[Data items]

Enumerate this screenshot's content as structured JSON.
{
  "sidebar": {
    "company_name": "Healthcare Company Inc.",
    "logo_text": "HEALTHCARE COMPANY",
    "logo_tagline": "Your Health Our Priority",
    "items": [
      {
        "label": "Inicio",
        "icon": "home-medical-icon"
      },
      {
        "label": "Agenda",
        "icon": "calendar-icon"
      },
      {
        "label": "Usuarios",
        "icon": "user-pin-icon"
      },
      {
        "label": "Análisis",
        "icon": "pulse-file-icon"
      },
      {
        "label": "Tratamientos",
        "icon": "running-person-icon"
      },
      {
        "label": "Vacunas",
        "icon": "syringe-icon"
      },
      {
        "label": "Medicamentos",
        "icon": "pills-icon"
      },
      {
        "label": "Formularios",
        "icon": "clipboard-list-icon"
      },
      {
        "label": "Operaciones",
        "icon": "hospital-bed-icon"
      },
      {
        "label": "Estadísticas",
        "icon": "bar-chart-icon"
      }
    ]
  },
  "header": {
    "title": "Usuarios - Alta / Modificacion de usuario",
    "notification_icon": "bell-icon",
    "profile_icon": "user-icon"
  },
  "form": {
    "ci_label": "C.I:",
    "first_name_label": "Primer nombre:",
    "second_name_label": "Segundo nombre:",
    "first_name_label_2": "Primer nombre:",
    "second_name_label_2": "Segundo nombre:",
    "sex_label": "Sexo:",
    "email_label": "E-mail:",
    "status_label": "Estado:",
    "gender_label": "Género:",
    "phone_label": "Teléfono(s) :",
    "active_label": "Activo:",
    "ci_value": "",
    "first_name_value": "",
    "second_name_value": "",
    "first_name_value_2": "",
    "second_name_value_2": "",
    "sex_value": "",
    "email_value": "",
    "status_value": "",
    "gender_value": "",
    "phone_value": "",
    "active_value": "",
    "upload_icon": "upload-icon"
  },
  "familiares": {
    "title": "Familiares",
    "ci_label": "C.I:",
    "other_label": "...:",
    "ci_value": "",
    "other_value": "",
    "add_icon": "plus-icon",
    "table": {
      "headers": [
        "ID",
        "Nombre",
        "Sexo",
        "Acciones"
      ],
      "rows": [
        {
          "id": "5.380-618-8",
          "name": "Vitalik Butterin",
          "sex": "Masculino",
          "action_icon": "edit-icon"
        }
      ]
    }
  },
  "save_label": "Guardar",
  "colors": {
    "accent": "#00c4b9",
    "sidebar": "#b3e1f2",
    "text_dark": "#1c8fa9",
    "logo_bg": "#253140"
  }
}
--
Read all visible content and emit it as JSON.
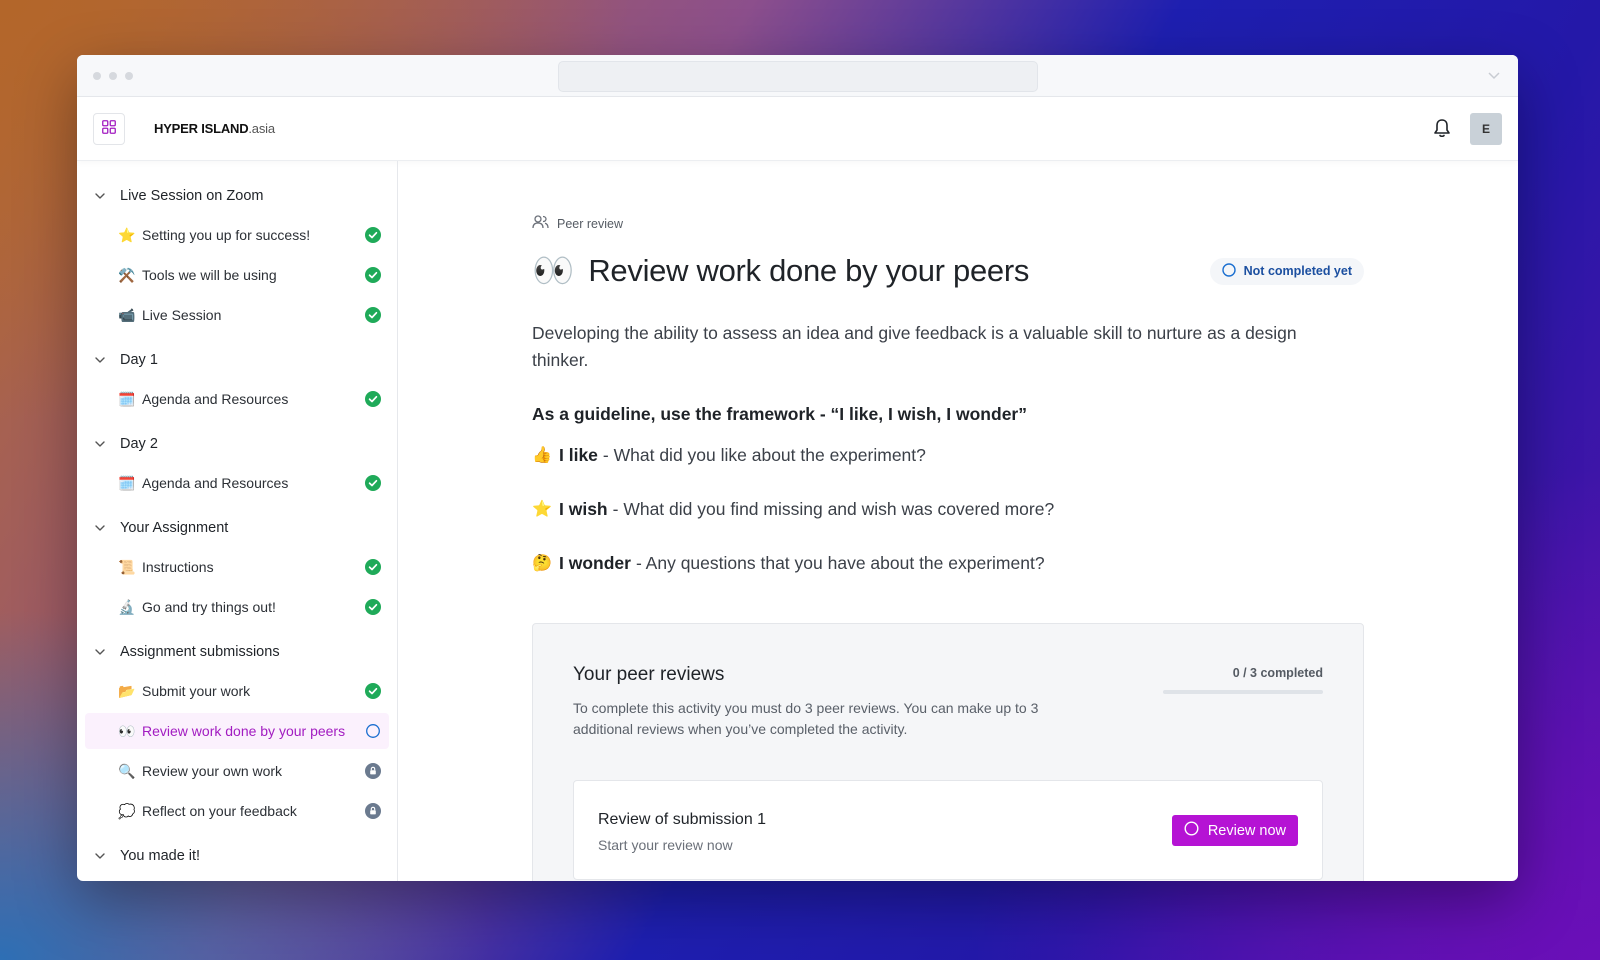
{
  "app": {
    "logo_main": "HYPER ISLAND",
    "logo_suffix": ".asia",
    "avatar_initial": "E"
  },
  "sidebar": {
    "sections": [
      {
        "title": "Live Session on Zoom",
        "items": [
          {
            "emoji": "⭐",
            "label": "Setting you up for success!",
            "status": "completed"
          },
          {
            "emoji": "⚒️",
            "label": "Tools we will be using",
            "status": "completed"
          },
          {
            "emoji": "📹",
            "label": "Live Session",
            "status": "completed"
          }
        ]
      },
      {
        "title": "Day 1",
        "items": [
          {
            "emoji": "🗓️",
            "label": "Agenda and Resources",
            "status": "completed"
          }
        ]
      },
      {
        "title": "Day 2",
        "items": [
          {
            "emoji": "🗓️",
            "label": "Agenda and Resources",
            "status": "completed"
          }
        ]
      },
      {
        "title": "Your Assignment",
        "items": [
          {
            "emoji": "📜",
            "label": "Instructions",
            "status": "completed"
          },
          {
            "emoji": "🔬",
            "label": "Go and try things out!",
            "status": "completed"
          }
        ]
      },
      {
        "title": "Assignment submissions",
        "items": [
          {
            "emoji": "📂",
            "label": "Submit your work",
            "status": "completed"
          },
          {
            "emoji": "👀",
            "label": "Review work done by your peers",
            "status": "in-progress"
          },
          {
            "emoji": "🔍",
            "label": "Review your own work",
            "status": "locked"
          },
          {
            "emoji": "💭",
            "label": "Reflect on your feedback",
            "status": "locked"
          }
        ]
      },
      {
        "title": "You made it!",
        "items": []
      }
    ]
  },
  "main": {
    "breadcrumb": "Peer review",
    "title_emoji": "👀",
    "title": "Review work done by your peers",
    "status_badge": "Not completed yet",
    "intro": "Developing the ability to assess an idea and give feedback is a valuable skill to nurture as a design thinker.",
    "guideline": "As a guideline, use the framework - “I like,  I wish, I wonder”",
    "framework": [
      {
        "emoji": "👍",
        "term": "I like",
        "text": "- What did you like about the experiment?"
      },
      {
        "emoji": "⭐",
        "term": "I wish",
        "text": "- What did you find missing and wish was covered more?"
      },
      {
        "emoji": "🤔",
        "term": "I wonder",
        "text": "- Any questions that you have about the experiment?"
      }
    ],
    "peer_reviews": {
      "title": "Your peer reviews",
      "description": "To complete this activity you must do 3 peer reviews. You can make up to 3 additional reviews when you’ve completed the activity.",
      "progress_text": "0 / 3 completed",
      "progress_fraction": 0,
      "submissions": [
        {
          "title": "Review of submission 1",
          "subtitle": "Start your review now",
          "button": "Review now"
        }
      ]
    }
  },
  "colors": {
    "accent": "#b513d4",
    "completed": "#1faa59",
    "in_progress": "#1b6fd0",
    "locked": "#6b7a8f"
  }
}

* [Exercise brief]
Select every line in the material above where the string "experiment" occurs, and copy it.

* [Task answer]
        "text": "- What did you like about the experiment?"
        "text": "- Any questions that you have about the experiment?"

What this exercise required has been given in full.